WHAT YOU NEED TO DO → Copy each line of the listing below exactly.

Items from a data source:
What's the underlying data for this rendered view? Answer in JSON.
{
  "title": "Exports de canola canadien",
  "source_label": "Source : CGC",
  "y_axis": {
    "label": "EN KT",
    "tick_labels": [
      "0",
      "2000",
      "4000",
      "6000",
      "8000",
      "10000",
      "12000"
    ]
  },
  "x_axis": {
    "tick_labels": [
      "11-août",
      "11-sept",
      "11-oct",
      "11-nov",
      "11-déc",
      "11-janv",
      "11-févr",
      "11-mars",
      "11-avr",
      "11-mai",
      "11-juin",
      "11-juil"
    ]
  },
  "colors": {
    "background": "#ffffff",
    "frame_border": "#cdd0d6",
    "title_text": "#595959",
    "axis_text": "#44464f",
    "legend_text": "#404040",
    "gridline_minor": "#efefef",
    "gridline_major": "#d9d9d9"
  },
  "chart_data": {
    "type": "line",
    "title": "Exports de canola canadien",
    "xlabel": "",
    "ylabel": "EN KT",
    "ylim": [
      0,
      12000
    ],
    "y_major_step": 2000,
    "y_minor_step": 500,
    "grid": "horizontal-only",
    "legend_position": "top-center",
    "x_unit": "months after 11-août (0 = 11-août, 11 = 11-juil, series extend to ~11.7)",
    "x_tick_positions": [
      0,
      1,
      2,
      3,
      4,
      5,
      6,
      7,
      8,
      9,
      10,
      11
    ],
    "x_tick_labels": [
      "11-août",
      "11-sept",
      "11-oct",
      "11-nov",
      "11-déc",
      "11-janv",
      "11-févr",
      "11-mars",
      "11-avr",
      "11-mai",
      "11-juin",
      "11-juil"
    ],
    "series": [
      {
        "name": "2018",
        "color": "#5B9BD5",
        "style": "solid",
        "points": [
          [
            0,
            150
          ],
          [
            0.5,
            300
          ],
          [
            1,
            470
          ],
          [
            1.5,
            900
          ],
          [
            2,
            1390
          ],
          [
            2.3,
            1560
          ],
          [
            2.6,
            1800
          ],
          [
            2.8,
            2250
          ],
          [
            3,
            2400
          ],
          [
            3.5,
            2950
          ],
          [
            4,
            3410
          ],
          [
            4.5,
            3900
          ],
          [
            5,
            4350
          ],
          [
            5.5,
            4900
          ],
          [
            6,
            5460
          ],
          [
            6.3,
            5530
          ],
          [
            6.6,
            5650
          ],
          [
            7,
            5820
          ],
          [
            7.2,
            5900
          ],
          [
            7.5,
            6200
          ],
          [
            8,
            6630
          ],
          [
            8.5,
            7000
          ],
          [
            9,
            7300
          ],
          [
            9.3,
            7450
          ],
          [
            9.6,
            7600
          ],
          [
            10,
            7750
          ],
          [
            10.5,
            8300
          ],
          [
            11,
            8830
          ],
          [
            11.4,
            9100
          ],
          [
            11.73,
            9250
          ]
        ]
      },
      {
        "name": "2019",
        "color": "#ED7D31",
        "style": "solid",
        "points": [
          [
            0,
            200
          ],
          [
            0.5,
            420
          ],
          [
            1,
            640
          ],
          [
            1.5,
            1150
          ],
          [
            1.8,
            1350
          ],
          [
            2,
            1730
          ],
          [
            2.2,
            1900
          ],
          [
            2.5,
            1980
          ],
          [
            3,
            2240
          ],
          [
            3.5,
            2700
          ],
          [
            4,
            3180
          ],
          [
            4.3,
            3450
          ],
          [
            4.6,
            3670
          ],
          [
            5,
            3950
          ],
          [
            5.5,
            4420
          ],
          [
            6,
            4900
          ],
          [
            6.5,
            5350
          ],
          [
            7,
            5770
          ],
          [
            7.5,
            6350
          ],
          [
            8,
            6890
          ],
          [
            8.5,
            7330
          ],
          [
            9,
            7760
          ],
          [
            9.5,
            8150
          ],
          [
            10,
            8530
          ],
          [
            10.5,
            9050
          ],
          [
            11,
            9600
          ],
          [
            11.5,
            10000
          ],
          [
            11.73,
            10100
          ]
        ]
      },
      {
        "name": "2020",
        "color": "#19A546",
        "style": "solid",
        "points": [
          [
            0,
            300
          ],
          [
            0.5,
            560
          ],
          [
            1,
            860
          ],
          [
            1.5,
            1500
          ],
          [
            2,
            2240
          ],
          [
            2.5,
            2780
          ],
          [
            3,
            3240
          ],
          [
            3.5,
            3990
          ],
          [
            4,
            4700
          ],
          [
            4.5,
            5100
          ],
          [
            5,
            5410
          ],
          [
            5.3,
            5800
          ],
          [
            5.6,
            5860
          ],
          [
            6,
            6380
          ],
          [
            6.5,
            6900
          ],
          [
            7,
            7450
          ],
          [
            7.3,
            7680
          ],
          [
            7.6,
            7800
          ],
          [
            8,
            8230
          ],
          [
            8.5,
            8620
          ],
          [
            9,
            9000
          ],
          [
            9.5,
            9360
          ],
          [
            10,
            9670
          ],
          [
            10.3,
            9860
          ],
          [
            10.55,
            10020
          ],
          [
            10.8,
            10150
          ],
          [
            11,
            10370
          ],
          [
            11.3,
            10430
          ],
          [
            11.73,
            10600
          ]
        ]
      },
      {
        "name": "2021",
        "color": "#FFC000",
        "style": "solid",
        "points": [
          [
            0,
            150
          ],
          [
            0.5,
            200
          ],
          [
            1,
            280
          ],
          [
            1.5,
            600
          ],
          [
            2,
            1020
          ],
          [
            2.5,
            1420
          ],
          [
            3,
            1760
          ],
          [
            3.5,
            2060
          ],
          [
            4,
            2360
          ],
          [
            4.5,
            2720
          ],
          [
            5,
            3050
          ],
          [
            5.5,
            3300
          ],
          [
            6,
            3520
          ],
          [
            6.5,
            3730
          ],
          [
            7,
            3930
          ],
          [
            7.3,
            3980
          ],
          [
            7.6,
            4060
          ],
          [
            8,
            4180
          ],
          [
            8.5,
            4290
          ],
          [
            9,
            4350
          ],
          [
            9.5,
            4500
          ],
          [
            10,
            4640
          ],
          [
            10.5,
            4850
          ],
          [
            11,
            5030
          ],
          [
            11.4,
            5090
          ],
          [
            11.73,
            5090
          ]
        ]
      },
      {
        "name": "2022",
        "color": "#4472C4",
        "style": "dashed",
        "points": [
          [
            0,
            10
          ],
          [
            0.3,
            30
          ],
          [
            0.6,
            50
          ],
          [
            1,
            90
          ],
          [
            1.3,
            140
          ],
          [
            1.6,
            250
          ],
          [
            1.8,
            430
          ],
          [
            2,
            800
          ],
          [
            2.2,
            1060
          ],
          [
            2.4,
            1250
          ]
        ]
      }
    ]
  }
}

SOLUTION FOR THIS PROBLEM →
What's the underlying data for this rendered view? Answer in JSON.
{
  "title": "Exports de canola canadien",
  "source_label": "Source : CGC",
  "y_axis": {
    "label": "EN KT",
    "tick_labels": [
      "0",
      "2000",
      "4000",
      "6000",
      "8000",
      "10000",
      "12000"
    ]
  },
  "x_axis": {
    "tick_labels": [
      "11-août",
      "11-sept",
      "11-oct",
      "11-nov",
      "11-déc",
      "11-janv",
      "11-févr",
      "11-mars",
      "11-avr",
      "11-mai",
      "11-juin",
      "11-juil"
    ]
  },
  "colors": {
    "background": "#ffffff",
    "frame_border": "#cdd0d6",
    "title_text": "#595959",
    "axis_text": "#44464f",
    "legend_text": "#404040",
    "gridline_minor": "#efefef",
    "gridline_major": "#d9d9d9"
  },
  "chart_data": {
    "type": "line",
    "title": "Exports de canola canadien",
    "xlabel": "",
    "ylabel": "EN KT",
    "ylim": [
      0,
      12000
    ],
    "y_major_step": 2000,
    "y_minor_step": 500,
    "grid": "horizontal-only",
    "legend_position": "top-center",
    "x_unit": "months after 11-août (0 = 11-août, 11 = 11-juil, series extend to ~11.7)",
    "x_tick_positions": [
      0,
      1,
      2,
      3,
      4,
      5,
      6,
      7,
      8,
      9,
      10,
      11
    ],
    "x_tick_labels": [
      "11-août",
      "11-sept",
      "11-oct",
      "11-nov",
      "11-déc",
      "11-janv",
      "11-févr",
      "11-mars",
      "11-avr",
      "11-mai",
      "11-juin",
      "11-juil"
    ],
    "series": [
      {
        "name": "2018",
        "color": "#5B9BD5",
        "style": "solid",
        "points": [
          [
            0,
            150
          ],
          [
            0.5,
            300
          ],
          [
            1,
            470
          ],
          [
            1.5,
            900
          ],
          [
            2,
            1390
          ],
          [
            2.3,
            1560
          ],
          [
            2.6,
            1800
          ],
          [
            2.8,
            2250
          ],
          [
            3,
            2400
          ],
          [
            3.5,
            2950
          ],
          [
            4,
            3410
          ],
          [
            4.5,
            3900
          ],
          [
            5,
            4350
          ],
          [
            5.5,
            4900
          ],
          [
            6,
            5460
          ],
          [
            6.3,
            5530
          ],
          [
            6.6,
            5650
          ],
          [
            7,
            5820
          ],
          [
            7.2,
            5900
          ],
          [
            7.5,
            6200
          ],
          [
            8,
            6630
          ],
          [
            8.5,
            7000
          ],
          [
            9,
            7300
          ],
          [
            9.3,
            7450
          ],
          [
            9.6,
            7600
          ],
          [
            10,
            7750
          ],
          [
            10.5,
            8300
          ],
          [
            11,
            8830
          ],
          [
            11.4,
            9100
          ],
          [
            11.73,
            9250
          ]
        ]
      },
      {
        "name": "2019",
        "color": "#ED7D31",
        "style": "solid",
        "points": [
          [
            0,
            200
          ],
          [
            0.5,
            420
          ],
          [
            1,
            640
          ],
          [
            1.5,
            1150
          ],
          [
            1.8,
            1350
          ],
          [
            2,
            1730
          ],
          [
            2.2,
            1900
          ],
          [
            2.5,
            1980
          ],
          [
            3,
            2240
          ],
          [
            3.5,
            2700
          ],
          [
            4,
            3180
          ],
          [
            4.3,
            3450
          ],
          [
            4.6,
            3670
          ],
          [
            5,
            3950
          ],
          [
            5.5,
            4420
          ],
          [
            6,
            4900
          ],
          [
            6.5,
            5350
          ],
          [
            7,
            5770
          ],
          [
            7.5,
            6350
          ],
          [
            8,
            6890
          ],
          [
            8.5,
            7330
          ],
          [
            9,
            7760
          ],
          [
            9.5,
            8150
          ],
          [
            10,
            8530
          ],
          [
            10.5,
            9050
          ],
          [
            11,
            9600
          ],
          [
            11.5,
            10000
          ],
          [
            11.73,
            10100
          ]
        ]
      },
      {
        "name": "2020",
        "color": "#19A546",
        "style": "solid",
        "points": [
          [
            0,
            300
          ],
          [
            0.5,
            560
          ],
          [
            1,
            860
          ],
          [
            1.5,
            1500
          ],
          [
            2,
            2240
          ],
          [
            2.5,
            2780
          ],
          [
            3,
            3240
          ],
          [
            3.5,
            3990
          ],
          [
            4,
            4700
          ],
          [
            4.5,
            5100
          ],
          [
            5,
            5410
          ],
          [
            5.3,
            5800
          ],
          [
            5.6,
            5860
          ],
          [
            6,
            6380
          ],
          [
            6.5,
            6900
          ],
          [
            7,
            7450
          ],
          [
            7.3,
            7680
          ],
          [
            7.6,
            7800
          ],
          [
            8,
            8230
          ],
          [
            8.5,
            8620
          ],
          [
            9,
            9000
          ],
          [
            9.5,
            9360
          ],
          [
            10,
            9670
          ],
          [
            10.3,
            9860
          ],
          [
            10.55,
            10020
          ],
          [
            10.8,
            10150
          ],
          [
            11,
            10370
          ],
          [
            11.3,
            10430
          ],
          [
            11.73,
            10600
          ]
        ]
      },
      {
        "name": "2021",
        "color": "#FFC000",
        "style": "solid",
        "points": [
          [
            0,
            150
          ],
          [
            0.5,
            200
          ],
          [
            1,
            280
          ],
          [
            1.5,
            600
          ],
          [
            2,
            1020
          ],
          [
            2.5,
            1420
          ],
          [
            3,
            1760
          ],
          [
            3.5,
            2060
          ],
          [
            4,
            2360
          ],
          [
            4.5,
            2720
          ],
          [
            5,
            3050
          ],
          [
            5.5,
            3300
          ],
          [
            6,
            3520
          ],
          [
            6.5,
            3730
          ],
          [
            7,
            3930
          ],
          [
            7.3,
            3980
          ],
          [
            7.6,
            4060
          ],
          [
            8,
            4180
          ],
          [
            8.5,
            4290
          ],
          [
            9,
            4350
          ],
          [
            9.5,
            4500
          ],
          [
            10,
            4640
          ],
          [
            10.5,
            4850
          ],
          [
            11,
            5030
          ],
          [
            11.4,
            5090
          ],
          [
            11.73,
            5090
          ]
        ]
      },
      {
        "name": "2022",
        "color": "#4472C4",
        "style": "dashed",
        "points": [
          [
            0,
            10
          ],
          [
            0.3,
            30
          ],
          [
            0.6,
            50
          ],
          [
            1,
            90
          ],
          [
            1.3,
            140
          ],
          [
            1.6,
            250
          ],
          [
            1.8,
            430
          ],
          [
            2,
            800
          ],
          [
            2.2,
            1060
          ],
          [
            2.4,
            1250
          ]
        ]
      }
    ]
  }
}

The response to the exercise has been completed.